To do
Say how many lines contain the word "Origem" and give no other text.

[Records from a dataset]
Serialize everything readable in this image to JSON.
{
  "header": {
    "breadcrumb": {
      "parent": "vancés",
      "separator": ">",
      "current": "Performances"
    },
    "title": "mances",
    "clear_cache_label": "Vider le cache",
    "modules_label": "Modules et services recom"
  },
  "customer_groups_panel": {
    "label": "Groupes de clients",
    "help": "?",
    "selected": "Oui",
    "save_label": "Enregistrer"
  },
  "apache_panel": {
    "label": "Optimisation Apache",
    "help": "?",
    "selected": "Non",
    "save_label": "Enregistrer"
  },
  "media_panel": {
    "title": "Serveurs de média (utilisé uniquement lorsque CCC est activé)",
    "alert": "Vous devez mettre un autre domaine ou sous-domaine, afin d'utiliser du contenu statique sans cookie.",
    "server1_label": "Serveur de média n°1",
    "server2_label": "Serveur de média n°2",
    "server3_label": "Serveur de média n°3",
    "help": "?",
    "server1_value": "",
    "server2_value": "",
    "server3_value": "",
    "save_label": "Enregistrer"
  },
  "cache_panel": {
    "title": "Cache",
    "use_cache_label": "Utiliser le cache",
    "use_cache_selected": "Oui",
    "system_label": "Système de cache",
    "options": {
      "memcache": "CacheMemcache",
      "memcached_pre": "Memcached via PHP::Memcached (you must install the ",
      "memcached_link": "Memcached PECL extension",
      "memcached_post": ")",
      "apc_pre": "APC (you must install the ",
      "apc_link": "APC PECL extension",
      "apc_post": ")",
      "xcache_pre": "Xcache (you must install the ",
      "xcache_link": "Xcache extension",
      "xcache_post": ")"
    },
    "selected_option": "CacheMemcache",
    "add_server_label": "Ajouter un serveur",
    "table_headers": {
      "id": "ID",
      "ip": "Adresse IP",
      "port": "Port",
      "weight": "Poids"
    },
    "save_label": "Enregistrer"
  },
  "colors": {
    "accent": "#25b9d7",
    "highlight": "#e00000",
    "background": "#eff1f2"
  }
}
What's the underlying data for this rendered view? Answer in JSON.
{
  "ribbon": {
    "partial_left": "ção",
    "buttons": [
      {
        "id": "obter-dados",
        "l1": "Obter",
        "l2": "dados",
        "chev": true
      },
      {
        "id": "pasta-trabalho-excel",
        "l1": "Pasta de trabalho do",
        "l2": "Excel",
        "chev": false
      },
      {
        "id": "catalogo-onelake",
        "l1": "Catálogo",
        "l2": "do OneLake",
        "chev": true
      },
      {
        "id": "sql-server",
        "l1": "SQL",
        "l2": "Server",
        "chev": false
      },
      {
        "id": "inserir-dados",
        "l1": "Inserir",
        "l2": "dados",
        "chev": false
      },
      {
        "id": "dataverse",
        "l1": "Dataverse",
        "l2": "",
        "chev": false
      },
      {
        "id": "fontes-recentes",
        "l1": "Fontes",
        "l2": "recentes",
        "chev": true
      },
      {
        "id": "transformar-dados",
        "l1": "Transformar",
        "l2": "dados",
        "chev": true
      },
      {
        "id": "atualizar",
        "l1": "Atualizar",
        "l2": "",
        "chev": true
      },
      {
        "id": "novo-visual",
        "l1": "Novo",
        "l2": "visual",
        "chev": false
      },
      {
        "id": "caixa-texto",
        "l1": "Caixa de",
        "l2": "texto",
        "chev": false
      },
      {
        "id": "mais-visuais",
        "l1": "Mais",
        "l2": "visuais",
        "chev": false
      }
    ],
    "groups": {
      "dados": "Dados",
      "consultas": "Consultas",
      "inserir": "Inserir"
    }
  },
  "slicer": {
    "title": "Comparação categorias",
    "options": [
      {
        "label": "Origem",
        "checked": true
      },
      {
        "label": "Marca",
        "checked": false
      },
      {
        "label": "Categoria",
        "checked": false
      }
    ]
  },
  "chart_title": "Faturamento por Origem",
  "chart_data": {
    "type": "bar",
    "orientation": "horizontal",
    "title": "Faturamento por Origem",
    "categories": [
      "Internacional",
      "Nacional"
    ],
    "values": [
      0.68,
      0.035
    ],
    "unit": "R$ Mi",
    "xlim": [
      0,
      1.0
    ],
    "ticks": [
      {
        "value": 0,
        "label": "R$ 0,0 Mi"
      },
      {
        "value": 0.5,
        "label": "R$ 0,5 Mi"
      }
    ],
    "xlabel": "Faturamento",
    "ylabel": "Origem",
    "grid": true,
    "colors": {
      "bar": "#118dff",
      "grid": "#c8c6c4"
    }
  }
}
==
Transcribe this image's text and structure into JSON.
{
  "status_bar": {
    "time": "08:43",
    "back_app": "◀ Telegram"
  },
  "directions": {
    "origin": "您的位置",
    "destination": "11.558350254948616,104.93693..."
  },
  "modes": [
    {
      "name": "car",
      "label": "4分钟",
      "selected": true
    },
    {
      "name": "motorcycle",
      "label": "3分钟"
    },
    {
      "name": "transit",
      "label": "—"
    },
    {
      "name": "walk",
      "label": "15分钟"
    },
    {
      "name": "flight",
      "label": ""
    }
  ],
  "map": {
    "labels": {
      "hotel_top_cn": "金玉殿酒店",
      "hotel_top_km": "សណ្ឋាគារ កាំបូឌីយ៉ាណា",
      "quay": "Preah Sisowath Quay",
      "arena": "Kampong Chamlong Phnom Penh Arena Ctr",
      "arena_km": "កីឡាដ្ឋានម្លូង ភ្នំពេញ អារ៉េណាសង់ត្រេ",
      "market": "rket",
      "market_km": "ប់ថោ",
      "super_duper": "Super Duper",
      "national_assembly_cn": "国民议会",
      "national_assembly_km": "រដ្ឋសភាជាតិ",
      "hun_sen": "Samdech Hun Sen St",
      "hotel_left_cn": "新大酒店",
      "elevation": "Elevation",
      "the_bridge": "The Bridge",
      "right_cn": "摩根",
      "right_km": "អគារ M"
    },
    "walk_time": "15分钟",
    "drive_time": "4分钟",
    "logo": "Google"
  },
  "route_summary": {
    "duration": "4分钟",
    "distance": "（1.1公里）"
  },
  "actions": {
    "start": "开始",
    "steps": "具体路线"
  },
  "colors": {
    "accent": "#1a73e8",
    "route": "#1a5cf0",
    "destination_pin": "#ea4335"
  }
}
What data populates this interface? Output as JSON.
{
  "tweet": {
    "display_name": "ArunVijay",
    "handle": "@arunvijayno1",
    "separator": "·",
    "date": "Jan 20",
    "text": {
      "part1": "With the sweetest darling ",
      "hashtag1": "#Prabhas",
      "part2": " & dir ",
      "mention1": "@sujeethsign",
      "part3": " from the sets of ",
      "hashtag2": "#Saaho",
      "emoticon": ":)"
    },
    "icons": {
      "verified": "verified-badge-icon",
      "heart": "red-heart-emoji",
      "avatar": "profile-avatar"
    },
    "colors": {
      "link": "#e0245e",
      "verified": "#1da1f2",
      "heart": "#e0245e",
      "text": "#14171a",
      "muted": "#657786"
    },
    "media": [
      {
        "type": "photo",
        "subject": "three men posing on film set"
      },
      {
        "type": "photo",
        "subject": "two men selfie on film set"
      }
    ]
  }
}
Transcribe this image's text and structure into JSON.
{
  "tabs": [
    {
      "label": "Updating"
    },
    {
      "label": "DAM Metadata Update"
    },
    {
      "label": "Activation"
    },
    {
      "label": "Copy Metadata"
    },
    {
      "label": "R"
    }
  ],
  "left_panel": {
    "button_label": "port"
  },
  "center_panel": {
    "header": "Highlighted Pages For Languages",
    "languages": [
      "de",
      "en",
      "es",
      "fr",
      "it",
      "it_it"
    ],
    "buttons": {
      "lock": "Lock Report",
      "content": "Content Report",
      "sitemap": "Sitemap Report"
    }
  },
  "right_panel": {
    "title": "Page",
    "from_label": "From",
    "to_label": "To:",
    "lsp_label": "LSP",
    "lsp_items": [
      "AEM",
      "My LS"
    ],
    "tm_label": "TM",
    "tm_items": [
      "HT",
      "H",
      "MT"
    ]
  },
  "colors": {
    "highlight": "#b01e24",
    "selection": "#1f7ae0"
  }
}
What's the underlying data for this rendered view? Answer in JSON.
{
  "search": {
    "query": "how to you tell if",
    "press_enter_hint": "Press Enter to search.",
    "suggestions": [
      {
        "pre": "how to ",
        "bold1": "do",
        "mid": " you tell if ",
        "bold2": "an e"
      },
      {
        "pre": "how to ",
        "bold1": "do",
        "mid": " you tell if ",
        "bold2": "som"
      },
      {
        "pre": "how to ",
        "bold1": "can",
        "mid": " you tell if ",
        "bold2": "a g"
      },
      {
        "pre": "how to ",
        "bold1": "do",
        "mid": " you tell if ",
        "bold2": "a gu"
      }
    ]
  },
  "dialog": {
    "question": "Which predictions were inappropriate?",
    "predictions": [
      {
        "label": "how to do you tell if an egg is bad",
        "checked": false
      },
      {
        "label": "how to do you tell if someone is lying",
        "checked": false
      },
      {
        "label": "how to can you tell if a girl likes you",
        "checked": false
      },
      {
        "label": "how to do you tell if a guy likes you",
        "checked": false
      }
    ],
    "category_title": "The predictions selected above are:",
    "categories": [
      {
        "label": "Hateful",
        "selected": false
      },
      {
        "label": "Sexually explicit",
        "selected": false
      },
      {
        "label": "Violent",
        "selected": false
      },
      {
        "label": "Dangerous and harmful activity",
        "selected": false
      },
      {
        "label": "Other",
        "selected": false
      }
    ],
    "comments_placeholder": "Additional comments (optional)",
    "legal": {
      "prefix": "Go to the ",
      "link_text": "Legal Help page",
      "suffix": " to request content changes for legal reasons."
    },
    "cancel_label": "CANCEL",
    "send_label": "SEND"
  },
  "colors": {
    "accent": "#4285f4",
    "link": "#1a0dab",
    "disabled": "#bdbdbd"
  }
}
...
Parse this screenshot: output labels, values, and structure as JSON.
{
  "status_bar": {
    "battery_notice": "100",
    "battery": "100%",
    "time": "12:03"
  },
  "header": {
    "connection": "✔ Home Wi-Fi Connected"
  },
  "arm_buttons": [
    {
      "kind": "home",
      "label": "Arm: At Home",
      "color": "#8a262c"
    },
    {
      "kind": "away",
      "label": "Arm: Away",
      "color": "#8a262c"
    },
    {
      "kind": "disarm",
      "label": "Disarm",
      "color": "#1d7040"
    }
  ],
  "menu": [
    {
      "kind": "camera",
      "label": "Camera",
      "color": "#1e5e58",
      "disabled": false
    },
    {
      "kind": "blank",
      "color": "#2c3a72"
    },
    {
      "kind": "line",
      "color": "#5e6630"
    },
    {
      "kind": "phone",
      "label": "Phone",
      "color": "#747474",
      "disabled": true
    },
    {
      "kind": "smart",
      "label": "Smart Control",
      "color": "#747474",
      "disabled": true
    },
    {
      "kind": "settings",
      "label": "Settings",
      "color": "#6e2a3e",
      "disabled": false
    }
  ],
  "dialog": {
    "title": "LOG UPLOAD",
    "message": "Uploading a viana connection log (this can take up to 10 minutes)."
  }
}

Output below
4